Dataset entries:
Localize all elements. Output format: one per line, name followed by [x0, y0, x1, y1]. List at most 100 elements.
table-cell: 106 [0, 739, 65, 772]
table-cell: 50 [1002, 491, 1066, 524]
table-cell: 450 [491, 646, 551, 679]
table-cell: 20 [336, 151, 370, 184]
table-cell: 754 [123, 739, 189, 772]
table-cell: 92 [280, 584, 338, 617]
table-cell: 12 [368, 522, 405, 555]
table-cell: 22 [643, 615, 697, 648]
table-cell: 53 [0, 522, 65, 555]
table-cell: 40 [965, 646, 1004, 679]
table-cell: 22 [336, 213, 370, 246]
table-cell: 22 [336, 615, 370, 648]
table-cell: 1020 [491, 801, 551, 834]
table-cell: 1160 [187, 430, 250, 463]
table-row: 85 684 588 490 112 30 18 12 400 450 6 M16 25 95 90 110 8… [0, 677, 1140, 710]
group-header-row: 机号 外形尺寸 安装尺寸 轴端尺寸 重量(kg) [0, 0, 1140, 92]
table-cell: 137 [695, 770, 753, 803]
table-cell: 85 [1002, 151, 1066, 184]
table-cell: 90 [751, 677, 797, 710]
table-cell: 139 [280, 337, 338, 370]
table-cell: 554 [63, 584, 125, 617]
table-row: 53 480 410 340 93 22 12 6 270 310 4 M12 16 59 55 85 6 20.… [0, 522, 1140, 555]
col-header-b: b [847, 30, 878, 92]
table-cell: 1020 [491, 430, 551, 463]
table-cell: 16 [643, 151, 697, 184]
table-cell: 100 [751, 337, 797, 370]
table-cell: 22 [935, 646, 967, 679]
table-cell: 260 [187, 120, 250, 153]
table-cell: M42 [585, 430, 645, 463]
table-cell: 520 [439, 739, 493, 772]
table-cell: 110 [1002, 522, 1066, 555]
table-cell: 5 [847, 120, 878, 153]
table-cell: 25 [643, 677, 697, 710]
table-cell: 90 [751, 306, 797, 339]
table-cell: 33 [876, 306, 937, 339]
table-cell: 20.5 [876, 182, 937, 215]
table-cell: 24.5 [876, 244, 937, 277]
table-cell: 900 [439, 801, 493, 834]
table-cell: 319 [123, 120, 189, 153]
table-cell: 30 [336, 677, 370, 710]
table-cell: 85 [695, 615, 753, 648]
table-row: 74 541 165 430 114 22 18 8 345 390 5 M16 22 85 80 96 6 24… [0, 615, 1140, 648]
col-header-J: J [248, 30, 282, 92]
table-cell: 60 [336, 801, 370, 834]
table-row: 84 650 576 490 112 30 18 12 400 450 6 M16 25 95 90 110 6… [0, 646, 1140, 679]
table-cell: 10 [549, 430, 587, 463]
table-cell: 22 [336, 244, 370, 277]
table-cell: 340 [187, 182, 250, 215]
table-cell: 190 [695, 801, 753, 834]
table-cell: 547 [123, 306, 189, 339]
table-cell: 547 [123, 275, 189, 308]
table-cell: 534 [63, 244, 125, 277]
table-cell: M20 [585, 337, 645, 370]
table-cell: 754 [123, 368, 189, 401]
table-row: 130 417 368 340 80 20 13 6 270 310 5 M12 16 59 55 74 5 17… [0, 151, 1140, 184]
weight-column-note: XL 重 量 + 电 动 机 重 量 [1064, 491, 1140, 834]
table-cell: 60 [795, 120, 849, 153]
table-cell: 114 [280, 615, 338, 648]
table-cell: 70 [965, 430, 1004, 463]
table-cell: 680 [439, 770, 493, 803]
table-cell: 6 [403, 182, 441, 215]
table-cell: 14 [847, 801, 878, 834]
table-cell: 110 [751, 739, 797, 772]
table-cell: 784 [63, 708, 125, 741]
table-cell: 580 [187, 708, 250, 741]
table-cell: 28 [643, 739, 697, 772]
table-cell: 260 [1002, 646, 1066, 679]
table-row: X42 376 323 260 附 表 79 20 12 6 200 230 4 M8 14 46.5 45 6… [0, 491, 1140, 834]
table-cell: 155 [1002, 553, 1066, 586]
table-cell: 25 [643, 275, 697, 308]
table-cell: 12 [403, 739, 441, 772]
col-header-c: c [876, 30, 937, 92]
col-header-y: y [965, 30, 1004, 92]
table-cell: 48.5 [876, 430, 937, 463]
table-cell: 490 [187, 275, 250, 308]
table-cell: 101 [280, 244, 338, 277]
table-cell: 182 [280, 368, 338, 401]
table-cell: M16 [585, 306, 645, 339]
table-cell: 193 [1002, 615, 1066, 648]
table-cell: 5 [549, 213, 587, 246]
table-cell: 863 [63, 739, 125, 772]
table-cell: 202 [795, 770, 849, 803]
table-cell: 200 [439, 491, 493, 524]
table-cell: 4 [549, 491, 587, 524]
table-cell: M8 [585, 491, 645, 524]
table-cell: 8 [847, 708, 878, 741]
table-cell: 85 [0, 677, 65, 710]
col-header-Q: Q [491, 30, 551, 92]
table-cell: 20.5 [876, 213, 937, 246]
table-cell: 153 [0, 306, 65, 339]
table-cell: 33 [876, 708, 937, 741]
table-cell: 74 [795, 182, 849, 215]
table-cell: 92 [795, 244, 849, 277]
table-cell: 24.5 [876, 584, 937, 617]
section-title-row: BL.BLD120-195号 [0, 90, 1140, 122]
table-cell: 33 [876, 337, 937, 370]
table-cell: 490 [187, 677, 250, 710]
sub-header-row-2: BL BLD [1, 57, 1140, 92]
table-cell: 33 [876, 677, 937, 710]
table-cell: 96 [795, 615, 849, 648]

Problem to work on:
Put the records above into a Markdown table with the columns Row and Line text. Start with the first line of the records, go through the line with "table-cell: 60 [336, 801, 370, 834]" inclusive, number each row, and skip any blank lines.

Response to this task:
| Row | Line text |
|---|---|
| 1 | Localize all elements. Output format: one per line, name followed by [x0, y0, x1, y1]. List at most 100 elements. |
| 2 | table-cell: 106 [0, 739, 65, 772] |
| 3 | table-cell: 50 [1002, 491, 1066, 524] |
| 4 | table-cell: 450 [491, 646, 551, 679] |
| 5 | table-cell: 20 [336, 151, 370, 184] |
| 6 | table-cell: 754 [123, 739, 189, 772] |
| 7 | table-cell: 92 [280, 584, 338, 617] |
| 8 | table-cell: 12 [368, 522, 405, 555] |
| 9 | table-cell: 22 [643, 615, 697, 648] |
| 10 | table-cell: 53 [0, 522, 65, 555] |
| 11 | table-cell: 40 [965, 646, 1004, 679] |
| 12 | table-cell: 22 [336, 213, 370, 246] |
| 13 | table-cell: 22 [336, 615, 370, 648] |
| 14 | table-cell: 1020 [491, 801, 551, 834] |
| 15 | table-cell: 1160 [187, 430, 250, 463] |
| 16 | table-row: 85 684 588 490 112 30 18 12 400 450 6 M16 25 95 90 110 8… [0, 677, 1140, 710] |
| 17 | group-header-row: 机号 外形尺寸 安装尺寸 轴端尺寸 重量(kg) [0, 0, 1140, 92] |
| 18 | table-cell: 137 [695, 770, 753, 803] |
| 19 | table-cell: 85 [1002, 151, 1066, 184] |
| 20 | table-cell: 90 [751, 677, 797, 710] |
| 21 | table-cell: 139 [280, 337, 338, 370] |
| 22 | table-cell: 554 [63, 584, 125, 617] |
| 23 | table-row: 53 480 410 340 93 22 12 6 270 310 4 M12 16 59 55 85 6 20.… [0, 522, 1140, 555] |
| 24 | col-header-b: b [847, 30, 878, 92] |
| 25 | table-cell: 1020 [491, 430, 551, 463] |
| 26 | table-cell: 16 [643, 151, 697, 184] |
| 27 | table-cell: 100 [751, 337, 797, 370] |
| 28 | table-cell: 22 [935, 646, 967, 679] |
| 29 | table-cell: 260 [187, 120, 250, 153] |
| 30 | table-cell: M42 [585, 430, 645, 463] |
| 31 | table-cell: 520 [439, 739, 493, 772] |
| 32 | table-cell: 110 [1002, 522, 1066, 555] |
| 33 | table-cell: 5 [847, 120, 878, 153] |
| 34 | table-cell: 25 [643, 677, 697, 710] |
| 35 | table-cell: 90 [751, 306, 797, 339] |
| 36 | table-cell: 33 [876, 306, 937, 339] |
| 37 | table-cell: 20.5 [876, 182, 937, 215] |
| 38 | table-cell: 24.5 [876, 244, 937, 277] |
| 39 | table-cell: 900 [439, 801, 493, 834] |
| 40 | table-cell: 319 [123, 120, 189, 153] |
| 41 | table-cell: 30 [336, 677, 370, 710] |
| 42 | table-cell: 85 [695, 615, 753, 648] |
| 43 | table-row: 74 541 165 430 114 22 18 8 345 390 5 M16 22 85 80 96 6 24… [0, 615, 1140, 648] |
| 44 | col-header-J: J [248, 30, 282, 92] |
| 45 | table-cell: 60 [336, 801, 370, 834] |